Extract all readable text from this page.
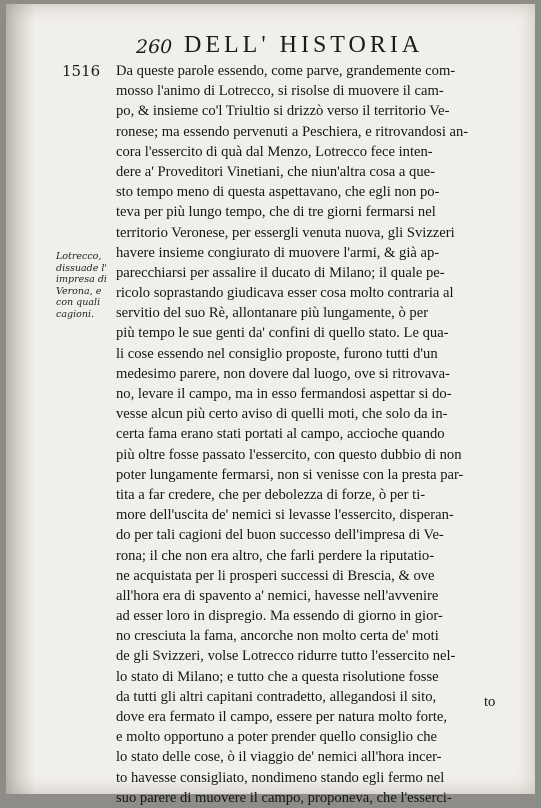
260 DELL' HISTORIA
1516
Lotrecco,
dissuade l'
impresa di
Verona, e
con quali
cagioni.
Da queste parole essendo, come parve, grandemente com-
mosso l'animo di Lotrecco, si risolse di muovere il cam-
po, & insieme co'l Triultio si drizzò verso il territorio Ve-
ronese; ma essendo pervenuti a Peschiera, e ritrovandosi an-
cora l'essercito di quà dal Menzo, Lotrecco fece inten-
dere a' Proveditori Vinetiani, che niun'altra cosa a que-
sto tempo meno di questa aspettavano, che egli non po-
teva per più lungo tempo, che di tre giorni fermarsi nel
territorio Veronese, per essergli venuta nuova, gli Svizzeri
havere insieme congiurato di muovere l'armi, & già ap-
parecchiarsi per assalire il ducato di Milano; il quale pe-
ricolo soprastando giudicava esser cosa molto contraria al
servitio del suo Rè, allontanare più lungamente, ò per
più tempo le sue genti da' confini di quello stato. Le qua-
li cose essendo nel consiglio proposte, furono tutti d'un
medesimo parere, non dovere dal luogo, ove si ritrovava-
no, levare il campo, ma in esso fermandosi aspettar si do-
vesse alcun più certo aviso di quelli moti, che solo da in-
certa fama erano stati portati al campo, accioche quando
più oltre fosse passato l'essercito, con questo dubbio di non
poter lungamente fermarsi, non si venisse con la presta par-
tita a far credere, che per debolezza di forze, ò per ti-
more dell'uscita de' nemici si levasse l'essercito, disperan-
do per tali cagioni del buon successo dell'impresa di Ve-
rona; il che non era altro, che farli perdere la riputatio-
ne acquistata per li prosperi successi di Brescia, & ove
all'hora era di spavento a' nemici, havesse nell'avvenire
ad esser loro in dispregio. Ma essendo di giorno in gior-
no cresciuta la fama, ancorche non molto certa de' moti
de gli Svizzeri, volse Lotrecco ridurre tutto l'essercito nel-
lo stato di Milano; e tutto che a questa risolutione fosse
da tutti gli altri capitani contradetto, allegandosi il sito,
dove era fermato il campo, essere per natura molto forte,
e molto opportuno a poter prender quello consiglio che
lo stato delle cose, ò il viaggio de' nemici all'hora incer-
to havesse consigliato, nondimeno stando egli fermo nel
suo parere di muovere il campo, proponeva, che l'esserci-
to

Written instruction |
Looking at the material above, count the lines that hold "Lotrecco" and give the total alone.

Output of the task |
4